• **THE PROBLEM**
Repeat every entry word for word, but leave the images out of your copy.

=== RECORDS FOR THIS TASK ===

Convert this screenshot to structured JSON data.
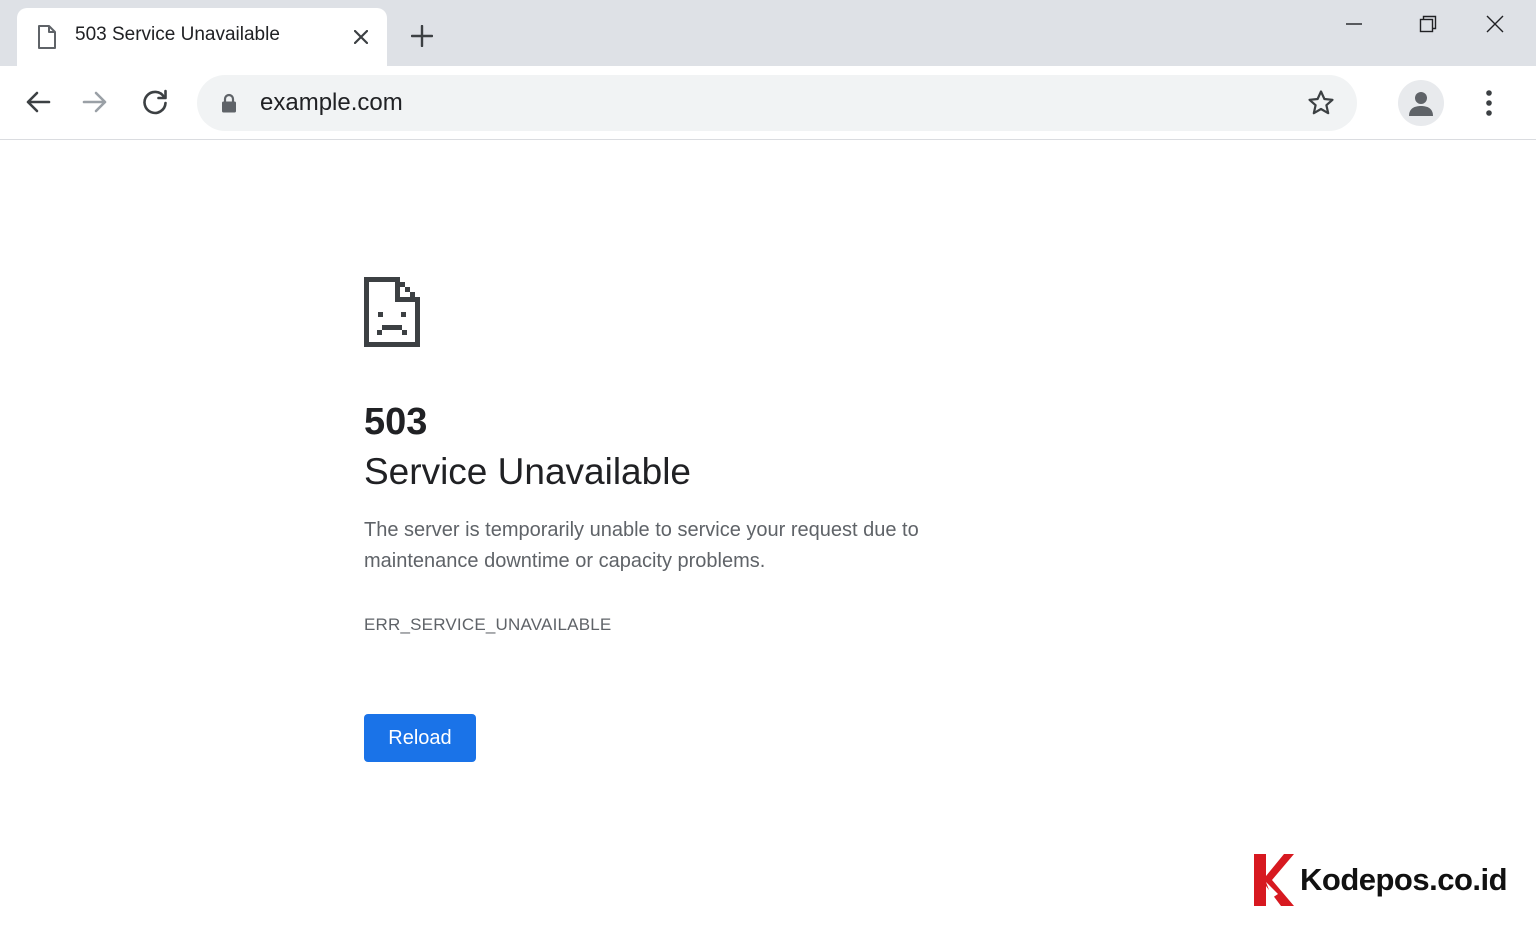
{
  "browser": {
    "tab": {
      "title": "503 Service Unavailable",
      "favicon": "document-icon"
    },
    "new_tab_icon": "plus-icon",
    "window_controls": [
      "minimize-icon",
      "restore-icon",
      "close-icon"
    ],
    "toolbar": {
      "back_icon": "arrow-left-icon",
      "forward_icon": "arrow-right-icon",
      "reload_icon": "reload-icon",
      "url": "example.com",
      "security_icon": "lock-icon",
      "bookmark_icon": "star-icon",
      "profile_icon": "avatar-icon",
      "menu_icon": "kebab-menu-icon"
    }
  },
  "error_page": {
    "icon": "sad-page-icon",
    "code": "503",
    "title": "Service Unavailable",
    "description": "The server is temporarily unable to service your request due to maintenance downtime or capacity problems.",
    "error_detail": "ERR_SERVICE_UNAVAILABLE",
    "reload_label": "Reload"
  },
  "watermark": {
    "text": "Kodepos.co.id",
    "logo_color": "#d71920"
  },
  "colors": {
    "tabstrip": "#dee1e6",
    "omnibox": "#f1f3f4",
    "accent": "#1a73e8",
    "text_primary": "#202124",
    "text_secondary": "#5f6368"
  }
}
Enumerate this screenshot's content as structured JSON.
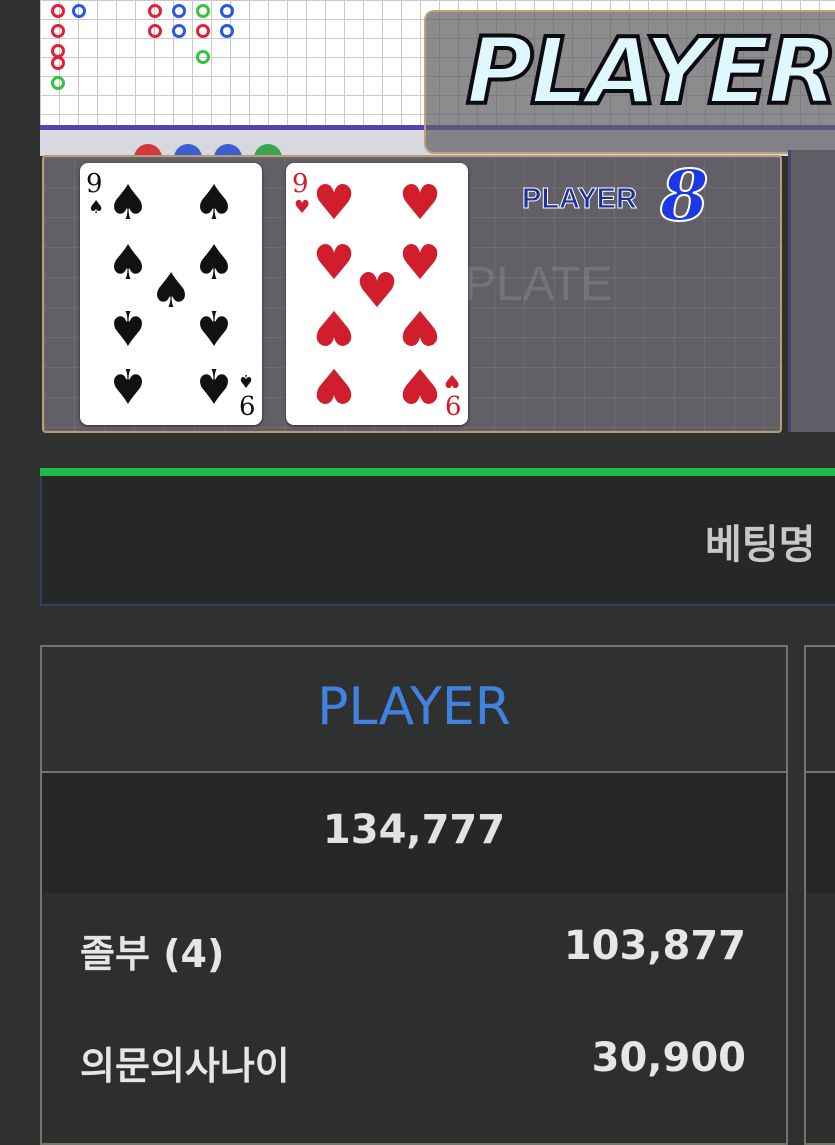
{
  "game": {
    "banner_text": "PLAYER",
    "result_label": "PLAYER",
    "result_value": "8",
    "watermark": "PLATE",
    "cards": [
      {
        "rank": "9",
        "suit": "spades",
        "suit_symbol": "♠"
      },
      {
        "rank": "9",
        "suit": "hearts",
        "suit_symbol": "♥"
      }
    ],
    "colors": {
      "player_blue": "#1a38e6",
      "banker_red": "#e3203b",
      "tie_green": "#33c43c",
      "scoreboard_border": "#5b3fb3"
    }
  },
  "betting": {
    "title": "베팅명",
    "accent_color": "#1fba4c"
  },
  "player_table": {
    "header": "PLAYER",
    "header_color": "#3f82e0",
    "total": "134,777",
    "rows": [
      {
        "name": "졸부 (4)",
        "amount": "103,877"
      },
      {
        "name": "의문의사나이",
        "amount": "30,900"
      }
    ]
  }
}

===

• **FULL SOLUTION**
Convert this screenshot to structured JSON data.
{
  "browser": {
    "tab": {
      "title": "503 Service Unavailable",
      "favicon": "document-icon"
    },
    "new_tab_icon": "plus-icon",
    "window_controls": [
      "minimize-icon",
      "restore-icon",
      "close-icon"
    ],
    "toolbar": {
      "back_icon": "arrow-left-icon",
      "forward_icon": "arrow-right-icon",
      "reload_icon": "reload-icon",
      "url": "example.com",
      "security_icon": "lock-icon",
      "bookmark_icon": "star-icon",
      "profile_icon": "avatar-icon",
      "menu_icon": "kebab-menu-icon"
    }
  },
  "error_page": {
    "icon": "sad-page-icon",
    "code": "503",
    "title": "Service Unavailable",
    "description": "The server is temporarily unable to service your request due to maintenance downtime or capacity problems.",
    "error_detail": "ERR_SERVICE_UNAVAILABLE",
    "reload_label": "Reload"
  },
  "watermark": {
    "text": "Kodepos.co.id",
    "logo_color": "#d71920"
  },
  "colors": {
    "tabstrip": "#dee1e6",
    "omnibox": "#f1f3f4",
    "accent": "#1a73e8",
    "text_primary": "#202124",
    "text_secondary": "#5f6368"
  }
}
Enumerate this screenshot's content as structured JSON.
{
  "game": {
    "banner_text": "PLAYER",
    "result_label": "PLAYER",
    "result_value": "8",
    "watermark": "PLATE",
    "cards": [
      {
        "rank": "9",
        "suit": "spades",
        "suit_symbol": "♠"
      },
      {
        "rank": "9",
        "suit": "hearts",
        "suit_symbol": "♥"
      }
    ],
    "colors": {
      "player_blue": "#1a38e6",
      "banker_red": "#e3203b",
      "tie_green": "#33c43c",
      "scoreboard_border": "#5b3fb3"
    }
  },
  "betting": {
    "title": "베팅명",
    "accent_color": "#1fba4c"
  },
  "player_table": {
    "header": "PLAYER",
    "header_color": "#3f82e0",
    "total": "134,777",
    "rows": [
      {
        "name": "졸부 (4)",
        "amount": "103,877"
      },
      {
        "name": "의문의사나이",
        "amount": "30,900"
      }
    ]
  }
}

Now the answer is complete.